╭─ EXCERPTED RECORDS

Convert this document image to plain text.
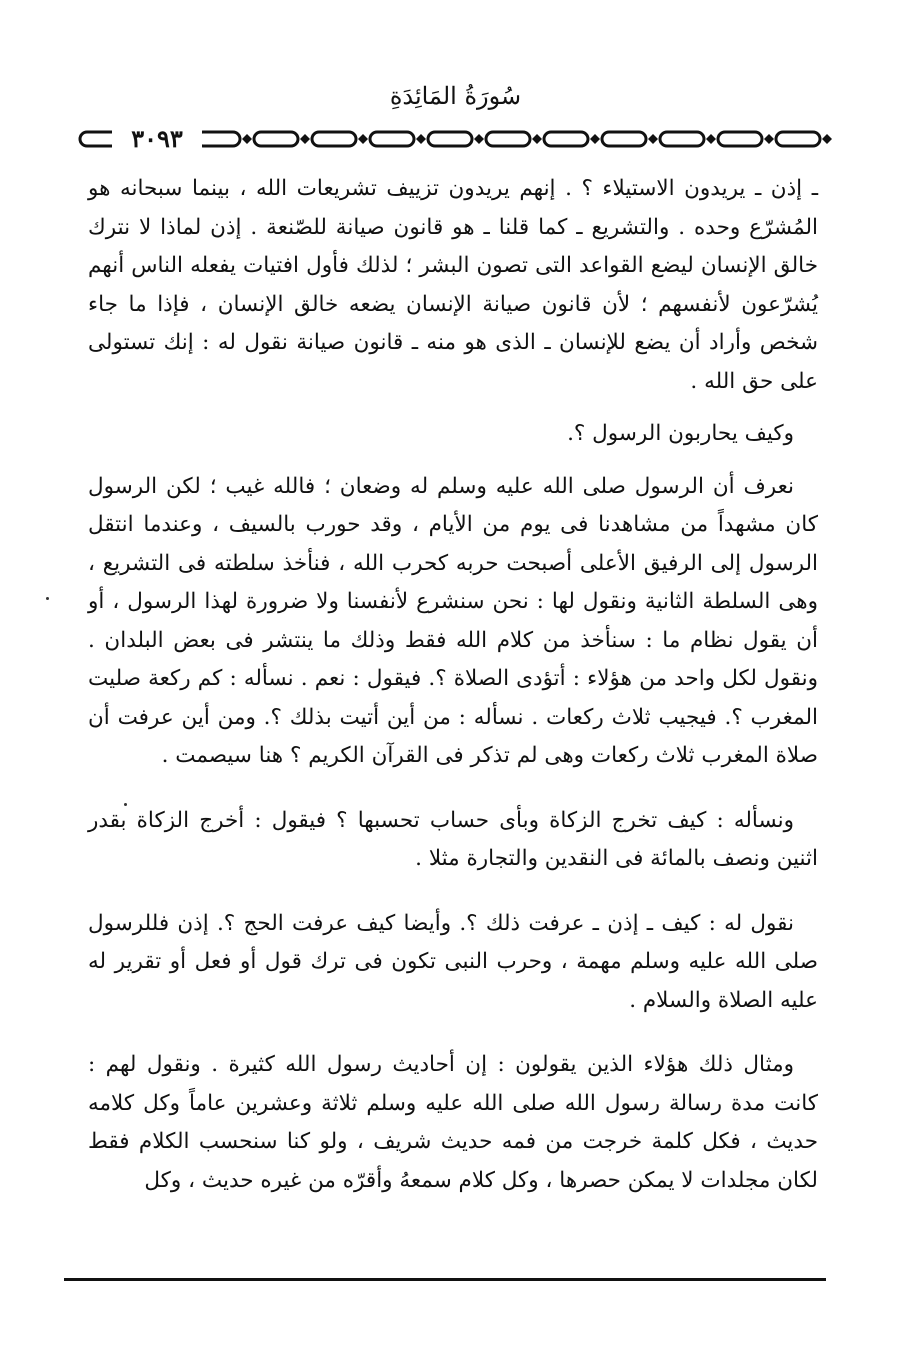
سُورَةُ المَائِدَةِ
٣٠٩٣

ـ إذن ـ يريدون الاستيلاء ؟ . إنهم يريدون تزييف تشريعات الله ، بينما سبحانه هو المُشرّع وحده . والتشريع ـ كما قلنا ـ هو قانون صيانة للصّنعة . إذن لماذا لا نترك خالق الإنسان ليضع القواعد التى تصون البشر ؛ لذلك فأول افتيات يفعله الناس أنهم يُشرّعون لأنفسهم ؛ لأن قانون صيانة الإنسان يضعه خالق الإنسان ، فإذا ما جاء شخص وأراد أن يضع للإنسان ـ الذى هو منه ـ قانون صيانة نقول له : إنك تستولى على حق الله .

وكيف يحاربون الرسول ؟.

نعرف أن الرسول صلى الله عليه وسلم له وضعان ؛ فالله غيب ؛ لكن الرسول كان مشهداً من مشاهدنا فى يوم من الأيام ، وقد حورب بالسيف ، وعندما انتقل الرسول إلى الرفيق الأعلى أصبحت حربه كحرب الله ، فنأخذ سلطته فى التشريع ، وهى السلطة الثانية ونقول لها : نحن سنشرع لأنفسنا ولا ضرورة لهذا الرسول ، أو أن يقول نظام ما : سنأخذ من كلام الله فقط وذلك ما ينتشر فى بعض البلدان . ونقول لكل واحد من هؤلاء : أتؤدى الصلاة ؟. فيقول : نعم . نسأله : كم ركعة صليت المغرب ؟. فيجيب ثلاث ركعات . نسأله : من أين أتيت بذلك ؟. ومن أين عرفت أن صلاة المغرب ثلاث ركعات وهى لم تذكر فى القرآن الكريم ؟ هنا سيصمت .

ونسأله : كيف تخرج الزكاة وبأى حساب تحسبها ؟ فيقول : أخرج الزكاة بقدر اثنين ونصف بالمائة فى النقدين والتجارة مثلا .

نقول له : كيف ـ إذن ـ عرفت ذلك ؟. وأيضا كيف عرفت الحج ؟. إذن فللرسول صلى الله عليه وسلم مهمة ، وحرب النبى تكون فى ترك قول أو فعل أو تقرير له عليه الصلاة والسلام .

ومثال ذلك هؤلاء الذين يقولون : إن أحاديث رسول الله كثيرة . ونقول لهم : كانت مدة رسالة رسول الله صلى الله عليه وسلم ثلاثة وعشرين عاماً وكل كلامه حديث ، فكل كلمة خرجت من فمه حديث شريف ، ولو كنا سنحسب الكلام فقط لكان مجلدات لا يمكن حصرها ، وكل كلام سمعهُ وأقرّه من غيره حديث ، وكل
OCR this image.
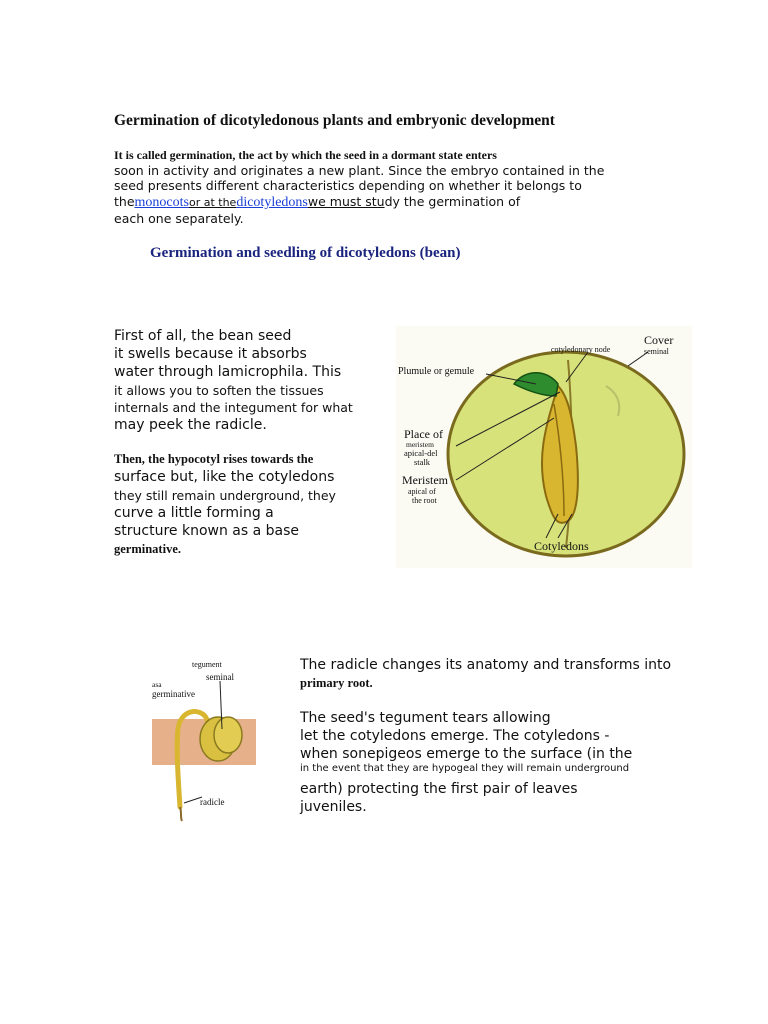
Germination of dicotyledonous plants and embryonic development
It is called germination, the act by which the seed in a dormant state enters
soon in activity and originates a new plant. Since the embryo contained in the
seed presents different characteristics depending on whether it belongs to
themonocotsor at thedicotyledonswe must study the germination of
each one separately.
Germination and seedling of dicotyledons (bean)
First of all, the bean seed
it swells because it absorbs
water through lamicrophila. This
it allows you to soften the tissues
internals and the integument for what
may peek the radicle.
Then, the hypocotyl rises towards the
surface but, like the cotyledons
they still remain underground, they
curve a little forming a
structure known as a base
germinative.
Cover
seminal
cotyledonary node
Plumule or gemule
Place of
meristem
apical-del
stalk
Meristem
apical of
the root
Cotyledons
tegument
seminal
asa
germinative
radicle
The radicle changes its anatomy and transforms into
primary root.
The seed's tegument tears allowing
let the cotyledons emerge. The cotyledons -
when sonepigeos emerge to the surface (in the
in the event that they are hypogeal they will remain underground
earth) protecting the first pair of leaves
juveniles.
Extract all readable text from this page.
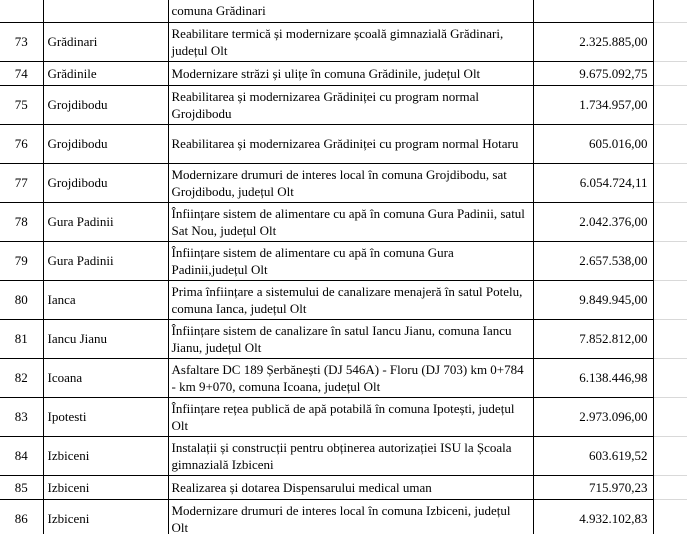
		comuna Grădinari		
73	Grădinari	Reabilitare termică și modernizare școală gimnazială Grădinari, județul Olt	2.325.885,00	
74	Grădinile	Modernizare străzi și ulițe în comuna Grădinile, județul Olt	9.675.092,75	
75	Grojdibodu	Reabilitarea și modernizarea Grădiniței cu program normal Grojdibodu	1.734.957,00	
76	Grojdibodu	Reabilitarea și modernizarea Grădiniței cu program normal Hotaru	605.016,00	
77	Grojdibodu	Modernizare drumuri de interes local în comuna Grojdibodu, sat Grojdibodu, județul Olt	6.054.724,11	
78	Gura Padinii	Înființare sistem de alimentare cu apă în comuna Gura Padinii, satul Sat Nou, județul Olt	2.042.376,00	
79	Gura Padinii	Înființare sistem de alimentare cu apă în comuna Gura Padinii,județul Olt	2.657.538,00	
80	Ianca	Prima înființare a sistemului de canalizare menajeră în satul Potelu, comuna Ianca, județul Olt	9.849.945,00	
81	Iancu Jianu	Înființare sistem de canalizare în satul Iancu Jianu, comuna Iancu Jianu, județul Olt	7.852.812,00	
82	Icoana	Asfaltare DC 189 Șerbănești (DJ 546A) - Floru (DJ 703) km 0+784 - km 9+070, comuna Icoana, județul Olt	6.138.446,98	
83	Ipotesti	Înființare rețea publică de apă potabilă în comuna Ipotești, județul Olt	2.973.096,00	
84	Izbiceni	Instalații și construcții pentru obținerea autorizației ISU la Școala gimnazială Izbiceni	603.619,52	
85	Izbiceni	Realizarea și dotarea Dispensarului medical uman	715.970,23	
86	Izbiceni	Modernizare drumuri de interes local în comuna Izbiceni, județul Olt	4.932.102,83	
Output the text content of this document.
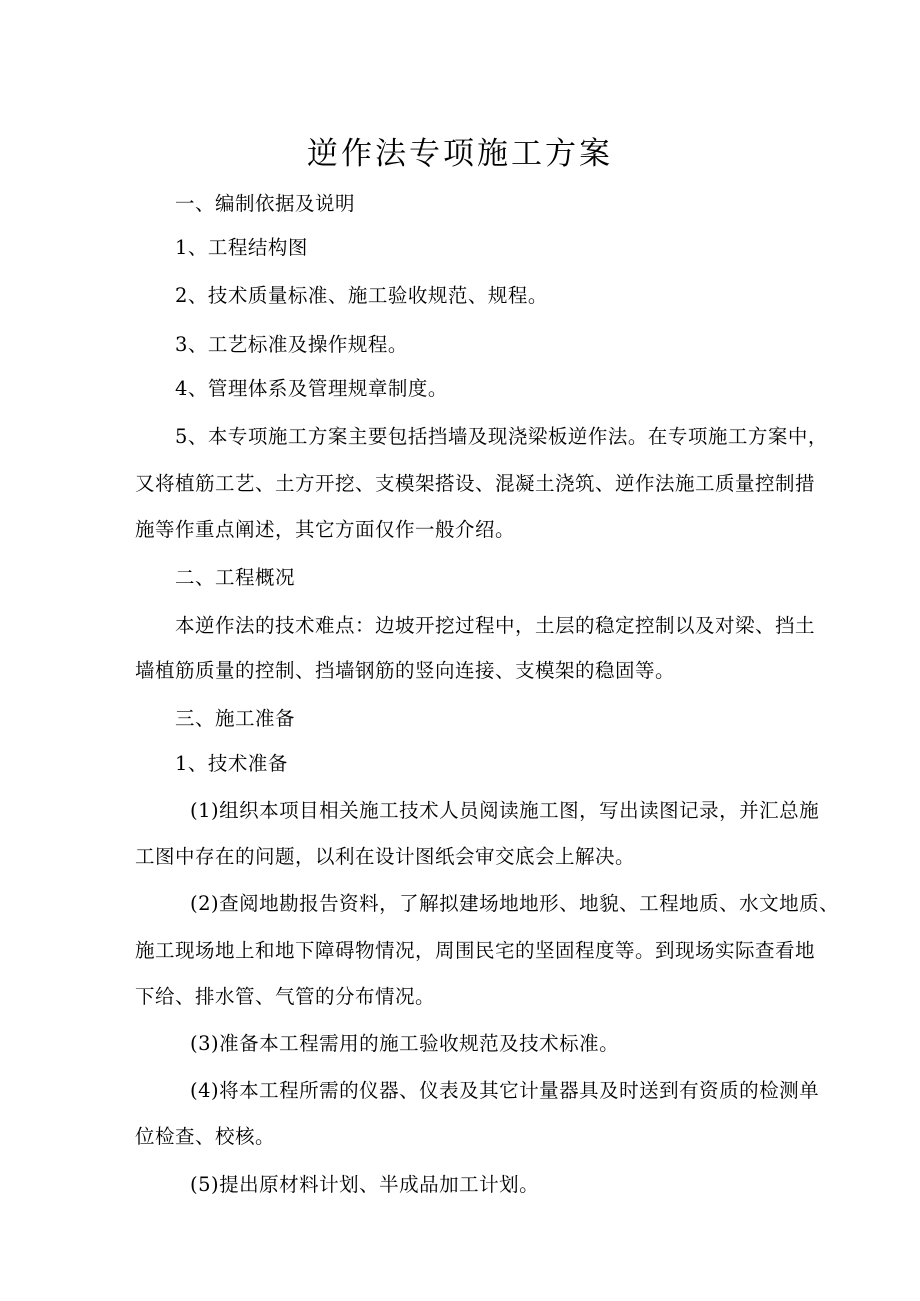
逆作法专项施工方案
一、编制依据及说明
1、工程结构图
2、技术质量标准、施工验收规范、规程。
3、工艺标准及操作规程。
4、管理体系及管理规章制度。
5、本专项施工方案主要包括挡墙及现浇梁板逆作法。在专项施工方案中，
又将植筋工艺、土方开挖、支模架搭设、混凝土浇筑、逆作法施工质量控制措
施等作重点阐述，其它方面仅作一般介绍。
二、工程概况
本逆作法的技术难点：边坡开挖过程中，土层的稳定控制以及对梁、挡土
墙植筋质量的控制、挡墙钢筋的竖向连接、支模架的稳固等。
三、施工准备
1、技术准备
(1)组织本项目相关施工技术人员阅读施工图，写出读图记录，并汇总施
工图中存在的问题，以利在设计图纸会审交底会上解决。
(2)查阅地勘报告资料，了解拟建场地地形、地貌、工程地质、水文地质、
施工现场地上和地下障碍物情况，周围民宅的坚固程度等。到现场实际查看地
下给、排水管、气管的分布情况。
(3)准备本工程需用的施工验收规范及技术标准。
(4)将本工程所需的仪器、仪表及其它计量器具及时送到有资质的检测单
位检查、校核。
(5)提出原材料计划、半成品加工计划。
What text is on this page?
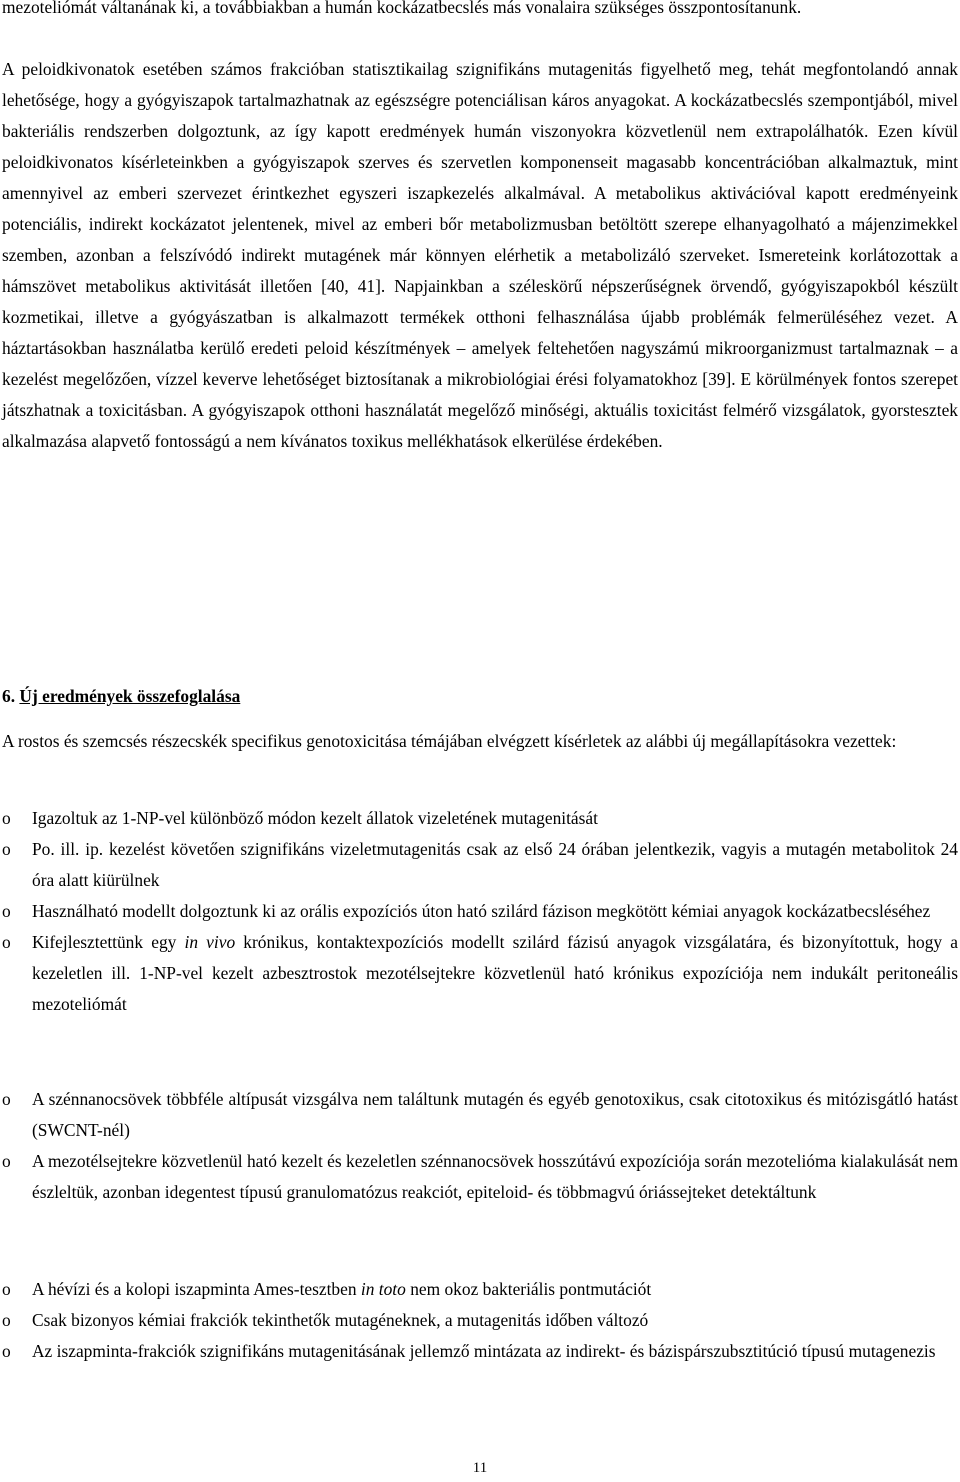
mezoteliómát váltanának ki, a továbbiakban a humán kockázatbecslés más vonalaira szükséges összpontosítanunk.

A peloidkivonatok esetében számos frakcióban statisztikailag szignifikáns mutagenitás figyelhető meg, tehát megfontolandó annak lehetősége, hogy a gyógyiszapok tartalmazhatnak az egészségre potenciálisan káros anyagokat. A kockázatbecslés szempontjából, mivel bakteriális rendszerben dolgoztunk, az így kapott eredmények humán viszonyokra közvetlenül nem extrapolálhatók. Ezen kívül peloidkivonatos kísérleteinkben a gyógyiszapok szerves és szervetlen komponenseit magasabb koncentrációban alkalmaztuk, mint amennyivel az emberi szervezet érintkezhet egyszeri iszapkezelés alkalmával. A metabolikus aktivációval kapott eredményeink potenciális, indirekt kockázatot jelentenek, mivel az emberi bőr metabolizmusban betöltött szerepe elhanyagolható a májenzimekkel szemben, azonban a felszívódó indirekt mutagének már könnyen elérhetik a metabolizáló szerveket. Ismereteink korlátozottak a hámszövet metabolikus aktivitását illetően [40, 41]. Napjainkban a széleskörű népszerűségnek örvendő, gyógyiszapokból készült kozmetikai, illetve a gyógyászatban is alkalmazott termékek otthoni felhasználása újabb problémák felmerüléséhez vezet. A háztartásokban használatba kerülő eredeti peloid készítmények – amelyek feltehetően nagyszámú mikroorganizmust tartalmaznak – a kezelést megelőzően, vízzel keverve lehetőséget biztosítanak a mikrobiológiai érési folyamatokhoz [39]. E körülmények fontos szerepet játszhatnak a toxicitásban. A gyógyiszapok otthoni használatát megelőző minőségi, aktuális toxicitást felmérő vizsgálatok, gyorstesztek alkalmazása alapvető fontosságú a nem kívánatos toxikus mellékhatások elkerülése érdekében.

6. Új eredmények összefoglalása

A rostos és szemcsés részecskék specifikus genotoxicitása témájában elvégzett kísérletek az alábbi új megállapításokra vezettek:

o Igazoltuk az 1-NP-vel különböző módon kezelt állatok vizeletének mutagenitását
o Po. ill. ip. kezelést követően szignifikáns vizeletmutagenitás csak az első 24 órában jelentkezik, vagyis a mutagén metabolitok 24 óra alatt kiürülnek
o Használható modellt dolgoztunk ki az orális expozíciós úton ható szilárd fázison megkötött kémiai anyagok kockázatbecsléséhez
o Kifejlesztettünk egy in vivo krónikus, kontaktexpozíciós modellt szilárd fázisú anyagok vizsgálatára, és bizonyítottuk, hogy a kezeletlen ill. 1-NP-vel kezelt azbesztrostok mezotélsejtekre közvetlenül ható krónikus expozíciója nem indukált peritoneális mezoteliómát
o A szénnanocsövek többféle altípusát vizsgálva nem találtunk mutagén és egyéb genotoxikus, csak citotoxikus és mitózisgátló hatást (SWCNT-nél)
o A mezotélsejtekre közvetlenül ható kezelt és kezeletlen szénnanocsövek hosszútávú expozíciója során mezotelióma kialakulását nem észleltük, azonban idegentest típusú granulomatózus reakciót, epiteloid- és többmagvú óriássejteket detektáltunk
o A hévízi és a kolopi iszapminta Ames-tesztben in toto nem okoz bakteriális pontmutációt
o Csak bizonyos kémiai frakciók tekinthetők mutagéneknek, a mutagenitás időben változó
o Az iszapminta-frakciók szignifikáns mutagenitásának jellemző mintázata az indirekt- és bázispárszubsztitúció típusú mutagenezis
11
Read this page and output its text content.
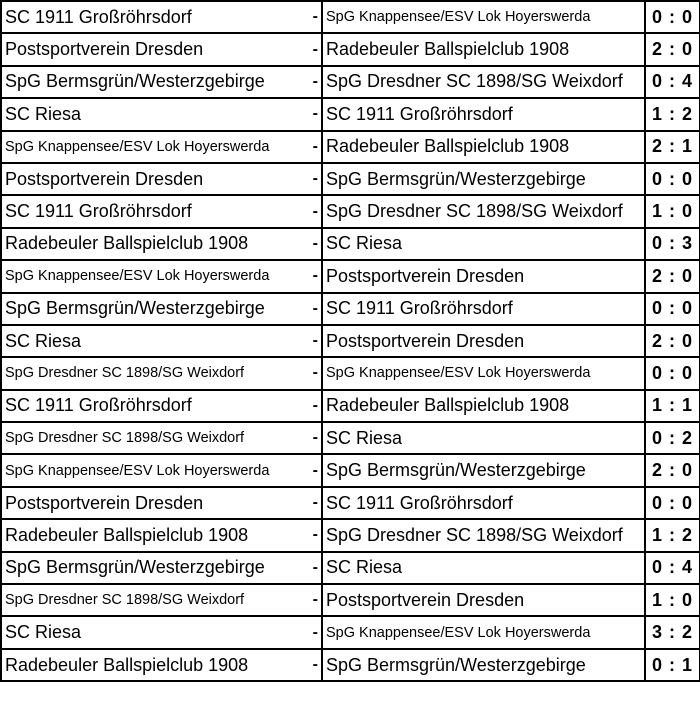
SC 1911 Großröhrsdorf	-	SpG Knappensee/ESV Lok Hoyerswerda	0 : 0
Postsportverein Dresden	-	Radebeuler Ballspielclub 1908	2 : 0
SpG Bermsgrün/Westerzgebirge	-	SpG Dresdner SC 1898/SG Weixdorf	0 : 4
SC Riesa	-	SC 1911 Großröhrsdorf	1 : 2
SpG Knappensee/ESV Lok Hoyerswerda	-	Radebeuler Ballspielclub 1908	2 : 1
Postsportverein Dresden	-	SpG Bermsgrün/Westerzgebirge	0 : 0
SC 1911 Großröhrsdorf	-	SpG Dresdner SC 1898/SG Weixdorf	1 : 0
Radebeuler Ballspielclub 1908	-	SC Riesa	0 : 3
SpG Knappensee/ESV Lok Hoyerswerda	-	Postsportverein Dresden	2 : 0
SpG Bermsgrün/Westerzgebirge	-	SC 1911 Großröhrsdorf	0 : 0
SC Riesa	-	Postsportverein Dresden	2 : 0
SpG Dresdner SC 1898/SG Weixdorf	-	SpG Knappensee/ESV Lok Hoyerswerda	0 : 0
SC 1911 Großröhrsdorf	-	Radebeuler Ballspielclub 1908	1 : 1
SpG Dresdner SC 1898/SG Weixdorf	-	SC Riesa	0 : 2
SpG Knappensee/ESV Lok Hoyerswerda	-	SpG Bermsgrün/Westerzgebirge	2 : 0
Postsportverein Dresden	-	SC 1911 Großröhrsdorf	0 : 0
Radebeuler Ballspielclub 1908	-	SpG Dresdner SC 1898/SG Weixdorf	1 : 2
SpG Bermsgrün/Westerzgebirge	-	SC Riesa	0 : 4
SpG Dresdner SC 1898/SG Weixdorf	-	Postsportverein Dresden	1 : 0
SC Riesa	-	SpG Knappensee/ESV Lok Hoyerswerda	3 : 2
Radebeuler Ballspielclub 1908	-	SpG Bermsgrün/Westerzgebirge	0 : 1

╰─

> _GOAL OF THE EXERCISE_
Copy each line of the entries that includes the word "frakciók".

> _RESPONSE_
o Csak bizonyos kémiai frakciók tekinthetők mutagéneknek, a mutagenitás időben változó
o Az iszapminta-frakciók szignifikáns mutagenitásának jellemző mintázata az indirekt- és bázispárszubsztitúció típusú mutagenezis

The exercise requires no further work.